** TASKS TO CARRY OUT **
(A) List every organization named by a proper name in the article on the What.CD shutdown.
(B) Quote the article on the What.CD shutdown from "As previously reported, the" up to and including "and international dimension.".

** SOURCE PASSAGE **

Yesterday the hugely popular private music torrent tracker What.CD shut down.
The site’s staff cited “recent events” as the reason for the shutdown, but didn’t confirm that some of its servers were seized by French police, as was reported.
Today the French Society of Authors, Composers, and Publishers of Music (SACEM) officially confirmed the raid. The music group informs TorrentFreak that 12 servers were targeted by the police.
“This is a follow up to the investigative work carried out by SACEM for more than two years, as part of its anti-piracy activities. It puts an ends to an estimated damage of €41 million to music creators,” a spokesperson said.
As previously reported, the raid was carried out by the Cybercrime Unit of the Gendarmerie, with assistance from SACEM.
“SACEM is satisfied with having contributed to end this mass online piracy phenomenon committed by an organized group, unprecedented in its scope and international dimension.
“SACEM will keep fighting relentlessly and tirelessly to combat online piracy and defend the interests of music creators and publishers,” the spokesperson added.
While the above may worry the site’s former members, a What.CD representative informs TorrentFreak that all user data is safe. This likely means that the site’s database was stored elsewhere, not on the servers that were seized.

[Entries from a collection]
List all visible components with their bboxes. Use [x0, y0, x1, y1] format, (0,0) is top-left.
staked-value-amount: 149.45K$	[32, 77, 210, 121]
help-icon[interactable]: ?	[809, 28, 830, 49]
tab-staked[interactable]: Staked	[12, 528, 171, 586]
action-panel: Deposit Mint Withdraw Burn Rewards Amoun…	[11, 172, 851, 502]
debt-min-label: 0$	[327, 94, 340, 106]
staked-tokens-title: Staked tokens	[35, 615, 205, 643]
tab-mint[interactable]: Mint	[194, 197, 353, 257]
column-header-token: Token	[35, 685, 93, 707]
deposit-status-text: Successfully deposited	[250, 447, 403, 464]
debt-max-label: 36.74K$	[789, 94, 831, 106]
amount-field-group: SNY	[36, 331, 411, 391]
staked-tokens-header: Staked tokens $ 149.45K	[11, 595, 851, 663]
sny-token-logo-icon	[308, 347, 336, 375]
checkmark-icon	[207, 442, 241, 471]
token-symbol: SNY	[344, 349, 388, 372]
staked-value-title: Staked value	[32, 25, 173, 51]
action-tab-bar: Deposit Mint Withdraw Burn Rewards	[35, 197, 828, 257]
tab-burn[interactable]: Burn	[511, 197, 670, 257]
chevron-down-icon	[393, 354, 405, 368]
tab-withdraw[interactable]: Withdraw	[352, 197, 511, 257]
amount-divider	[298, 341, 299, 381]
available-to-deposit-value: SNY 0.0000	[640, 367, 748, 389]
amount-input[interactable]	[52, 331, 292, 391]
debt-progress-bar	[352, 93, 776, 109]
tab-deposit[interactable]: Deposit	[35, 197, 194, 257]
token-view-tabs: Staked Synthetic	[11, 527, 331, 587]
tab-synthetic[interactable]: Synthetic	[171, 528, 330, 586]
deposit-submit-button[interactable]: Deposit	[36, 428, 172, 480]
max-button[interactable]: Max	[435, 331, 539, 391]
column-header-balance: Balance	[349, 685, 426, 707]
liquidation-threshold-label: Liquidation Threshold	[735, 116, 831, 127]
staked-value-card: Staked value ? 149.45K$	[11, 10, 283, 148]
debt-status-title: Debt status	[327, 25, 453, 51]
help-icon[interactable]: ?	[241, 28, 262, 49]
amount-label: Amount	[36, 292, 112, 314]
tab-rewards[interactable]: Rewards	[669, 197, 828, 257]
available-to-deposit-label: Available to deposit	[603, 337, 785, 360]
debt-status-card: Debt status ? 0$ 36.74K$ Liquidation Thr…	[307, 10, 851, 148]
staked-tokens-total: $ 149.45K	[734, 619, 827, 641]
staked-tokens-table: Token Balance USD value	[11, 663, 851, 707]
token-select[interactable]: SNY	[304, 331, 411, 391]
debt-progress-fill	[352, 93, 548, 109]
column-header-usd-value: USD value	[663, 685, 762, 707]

** ANSWERS FOR EACH ITEM **
(A)
What.CD
French Society of Authors, Composers, and Publishers of Music (SACEM)
TorrentFreak
Cybercrime Unit of the Gendarmerie

(B)
As previously reported, the raid was carried out by the Cybercrime Unit of the Gendarmerie, with assistance from SACEM.
“SACEM is satisfied with having contributed to end this mass online piracy phenomenon committed by an organized group, unprecedented in its scope and international dimension.